Goal:
From the listing below, copy every line with the word "Output".

Records provided:
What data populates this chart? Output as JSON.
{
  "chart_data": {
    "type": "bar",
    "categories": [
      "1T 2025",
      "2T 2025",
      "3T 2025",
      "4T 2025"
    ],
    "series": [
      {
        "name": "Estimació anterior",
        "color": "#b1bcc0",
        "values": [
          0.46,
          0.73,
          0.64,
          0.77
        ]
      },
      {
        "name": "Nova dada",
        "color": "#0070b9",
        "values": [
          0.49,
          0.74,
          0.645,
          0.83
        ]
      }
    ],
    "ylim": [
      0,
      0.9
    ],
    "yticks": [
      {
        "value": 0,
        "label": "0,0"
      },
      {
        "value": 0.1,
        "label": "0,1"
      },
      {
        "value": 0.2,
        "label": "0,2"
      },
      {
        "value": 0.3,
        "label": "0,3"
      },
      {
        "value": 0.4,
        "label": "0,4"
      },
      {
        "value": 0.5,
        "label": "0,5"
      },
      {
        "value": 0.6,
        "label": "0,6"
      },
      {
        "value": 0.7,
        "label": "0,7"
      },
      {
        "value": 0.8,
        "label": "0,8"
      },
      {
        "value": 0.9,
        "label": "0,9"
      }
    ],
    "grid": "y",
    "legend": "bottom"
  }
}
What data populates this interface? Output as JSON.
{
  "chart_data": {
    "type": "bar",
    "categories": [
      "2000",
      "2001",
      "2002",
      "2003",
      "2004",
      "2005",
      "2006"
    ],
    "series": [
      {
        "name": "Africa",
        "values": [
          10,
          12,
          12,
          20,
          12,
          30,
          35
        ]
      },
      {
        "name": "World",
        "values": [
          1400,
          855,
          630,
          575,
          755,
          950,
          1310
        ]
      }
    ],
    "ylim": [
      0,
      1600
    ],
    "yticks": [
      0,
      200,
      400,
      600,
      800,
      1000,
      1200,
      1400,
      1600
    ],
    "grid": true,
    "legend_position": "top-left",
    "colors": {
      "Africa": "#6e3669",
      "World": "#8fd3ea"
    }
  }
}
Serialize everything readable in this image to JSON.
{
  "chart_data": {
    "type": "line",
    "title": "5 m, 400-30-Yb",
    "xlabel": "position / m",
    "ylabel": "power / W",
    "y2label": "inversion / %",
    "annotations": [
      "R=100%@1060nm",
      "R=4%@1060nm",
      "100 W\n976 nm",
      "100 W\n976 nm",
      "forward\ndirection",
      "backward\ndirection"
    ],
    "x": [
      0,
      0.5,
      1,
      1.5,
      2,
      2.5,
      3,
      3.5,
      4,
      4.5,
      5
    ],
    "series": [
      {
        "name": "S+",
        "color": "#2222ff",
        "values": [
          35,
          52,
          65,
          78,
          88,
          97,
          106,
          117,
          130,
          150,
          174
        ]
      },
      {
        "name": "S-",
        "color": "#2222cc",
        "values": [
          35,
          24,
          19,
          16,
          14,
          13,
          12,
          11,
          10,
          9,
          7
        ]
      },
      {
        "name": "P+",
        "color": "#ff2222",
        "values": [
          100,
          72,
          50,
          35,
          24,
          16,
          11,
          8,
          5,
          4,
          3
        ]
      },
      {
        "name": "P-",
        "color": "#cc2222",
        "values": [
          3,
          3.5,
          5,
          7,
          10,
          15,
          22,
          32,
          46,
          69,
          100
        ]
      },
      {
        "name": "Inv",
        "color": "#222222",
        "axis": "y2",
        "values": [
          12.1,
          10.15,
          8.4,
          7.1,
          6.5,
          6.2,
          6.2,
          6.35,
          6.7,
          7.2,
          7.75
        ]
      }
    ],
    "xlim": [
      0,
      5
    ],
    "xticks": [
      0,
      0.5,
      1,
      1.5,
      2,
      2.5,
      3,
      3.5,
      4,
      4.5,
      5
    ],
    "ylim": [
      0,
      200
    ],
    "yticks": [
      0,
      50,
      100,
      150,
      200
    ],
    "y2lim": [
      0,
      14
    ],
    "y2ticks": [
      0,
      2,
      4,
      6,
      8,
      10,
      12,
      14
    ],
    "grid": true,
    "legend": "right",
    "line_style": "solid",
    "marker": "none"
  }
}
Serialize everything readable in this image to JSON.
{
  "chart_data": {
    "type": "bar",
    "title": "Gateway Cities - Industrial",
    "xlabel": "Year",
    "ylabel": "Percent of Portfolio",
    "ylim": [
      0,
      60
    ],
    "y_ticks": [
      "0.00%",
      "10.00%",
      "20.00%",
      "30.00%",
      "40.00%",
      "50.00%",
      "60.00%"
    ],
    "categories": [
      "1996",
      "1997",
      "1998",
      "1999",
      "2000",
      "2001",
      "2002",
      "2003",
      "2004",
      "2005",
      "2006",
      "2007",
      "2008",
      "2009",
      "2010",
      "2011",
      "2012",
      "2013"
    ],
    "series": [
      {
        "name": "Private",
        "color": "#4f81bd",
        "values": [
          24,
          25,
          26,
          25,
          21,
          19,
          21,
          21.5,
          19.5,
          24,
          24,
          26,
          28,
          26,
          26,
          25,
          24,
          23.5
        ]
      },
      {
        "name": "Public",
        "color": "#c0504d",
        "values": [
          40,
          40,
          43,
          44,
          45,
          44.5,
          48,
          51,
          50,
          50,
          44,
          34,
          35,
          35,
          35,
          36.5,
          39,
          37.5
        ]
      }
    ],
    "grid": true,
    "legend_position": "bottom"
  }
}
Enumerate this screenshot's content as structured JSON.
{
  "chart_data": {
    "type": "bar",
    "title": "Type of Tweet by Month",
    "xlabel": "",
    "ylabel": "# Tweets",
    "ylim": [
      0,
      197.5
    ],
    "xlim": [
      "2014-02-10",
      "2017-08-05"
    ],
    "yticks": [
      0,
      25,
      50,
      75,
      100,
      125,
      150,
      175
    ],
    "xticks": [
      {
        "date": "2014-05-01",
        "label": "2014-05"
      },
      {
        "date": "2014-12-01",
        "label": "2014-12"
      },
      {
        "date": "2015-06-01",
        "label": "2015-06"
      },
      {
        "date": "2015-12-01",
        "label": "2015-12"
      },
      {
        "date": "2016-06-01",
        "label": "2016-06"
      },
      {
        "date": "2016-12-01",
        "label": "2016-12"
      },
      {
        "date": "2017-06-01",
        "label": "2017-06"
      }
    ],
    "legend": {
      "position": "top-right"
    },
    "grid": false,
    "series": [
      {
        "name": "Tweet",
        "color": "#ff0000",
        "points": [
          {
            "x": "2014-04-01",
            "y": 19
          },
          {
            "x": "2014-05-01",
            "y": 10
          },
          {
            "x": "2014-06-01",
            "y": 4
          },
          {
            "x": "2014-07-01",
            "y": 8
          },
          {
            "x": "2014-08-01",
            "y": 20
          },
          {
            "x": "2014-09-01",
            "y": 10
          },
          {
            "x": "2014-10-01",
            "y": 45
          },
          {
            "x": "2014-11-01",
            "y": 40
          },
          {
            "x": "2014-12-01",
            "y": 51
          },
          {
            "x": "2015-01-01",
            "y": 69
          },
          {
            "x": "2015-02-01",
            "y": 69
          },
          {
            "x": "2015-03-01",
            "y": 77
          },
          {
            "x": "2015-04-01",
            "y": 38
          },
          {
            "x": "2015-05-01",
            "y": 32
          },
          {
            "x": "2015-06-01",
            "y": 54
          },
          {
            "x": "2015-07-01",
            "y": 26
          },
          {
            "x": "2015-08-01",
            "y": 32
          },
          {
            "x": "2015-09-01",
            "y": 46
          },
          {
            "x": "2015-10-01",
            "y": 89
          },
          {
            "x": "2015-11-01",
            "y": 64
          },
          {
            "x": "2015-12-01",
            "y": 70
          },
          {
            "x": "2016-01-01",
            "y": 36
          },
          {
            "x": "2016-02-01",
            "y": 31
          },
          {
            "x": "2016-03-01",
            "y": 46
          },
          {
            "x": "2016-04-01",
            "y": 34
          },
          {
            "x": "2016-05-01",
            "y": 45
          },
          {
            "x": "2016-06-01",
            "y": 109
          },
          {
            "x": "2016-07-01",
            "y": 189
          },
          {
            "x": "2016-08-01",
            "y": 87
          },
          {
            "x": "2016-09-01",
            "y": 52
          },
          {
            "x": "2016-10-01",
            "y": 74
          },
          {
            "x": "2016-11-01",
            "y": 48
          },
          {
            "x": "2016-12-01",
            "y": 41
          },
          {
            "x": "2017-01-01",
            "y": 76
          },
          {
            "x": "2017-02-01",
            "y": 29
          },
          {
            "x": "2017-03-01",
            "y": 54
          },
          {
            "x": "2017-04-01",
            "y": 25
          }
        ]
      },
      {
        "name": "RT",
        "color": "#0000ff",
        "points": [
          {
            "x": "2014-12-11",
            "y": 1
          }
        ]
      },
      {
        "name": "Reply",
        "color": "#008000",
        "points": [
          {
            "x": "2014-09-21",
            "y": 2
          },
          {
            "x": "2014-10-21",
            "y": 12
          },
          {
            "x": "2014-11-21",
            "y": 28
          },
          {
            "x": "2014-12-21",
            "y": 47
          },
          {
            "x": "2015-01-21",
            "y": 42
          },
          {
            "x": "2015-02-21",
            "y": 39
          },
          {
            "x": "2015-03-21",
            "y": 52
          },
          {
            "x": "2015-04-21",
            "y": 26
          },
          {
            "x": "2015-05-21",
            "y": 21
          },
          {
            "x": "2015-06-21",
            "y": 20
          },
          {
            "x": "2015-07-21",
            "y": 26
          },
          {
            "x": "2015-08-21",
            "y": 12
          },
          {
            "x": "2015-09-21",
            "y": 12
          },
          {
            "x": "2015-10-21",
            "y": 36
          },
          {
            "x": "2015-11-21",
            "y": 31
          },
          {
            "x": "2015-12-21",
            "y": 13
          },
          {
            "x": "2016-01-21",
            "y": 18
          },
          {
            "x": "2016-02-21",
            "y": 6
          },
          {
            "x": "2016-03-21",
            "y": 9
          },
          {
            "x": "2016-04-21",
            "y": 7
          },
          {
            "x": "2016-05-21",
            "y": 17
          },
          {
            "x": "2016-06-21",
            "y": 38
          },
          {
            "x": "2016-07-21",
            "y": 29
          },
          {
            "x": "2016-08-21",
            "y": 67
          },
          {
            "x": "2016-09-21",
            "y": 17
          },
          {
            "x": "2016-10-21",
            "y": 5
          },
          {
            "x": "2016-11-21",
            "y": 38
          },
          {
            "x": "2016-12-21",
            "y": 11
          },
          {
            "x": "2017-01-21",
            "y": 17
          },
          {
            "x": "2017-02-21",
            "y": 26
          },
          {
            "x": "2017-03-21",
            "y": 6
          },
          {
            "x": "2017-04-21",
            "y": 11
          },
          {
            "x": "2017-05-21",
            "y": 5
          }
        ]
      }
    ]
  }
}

Task result:
What data populates this chart? Output as JSON.
What data populates this interface? Output as JSON.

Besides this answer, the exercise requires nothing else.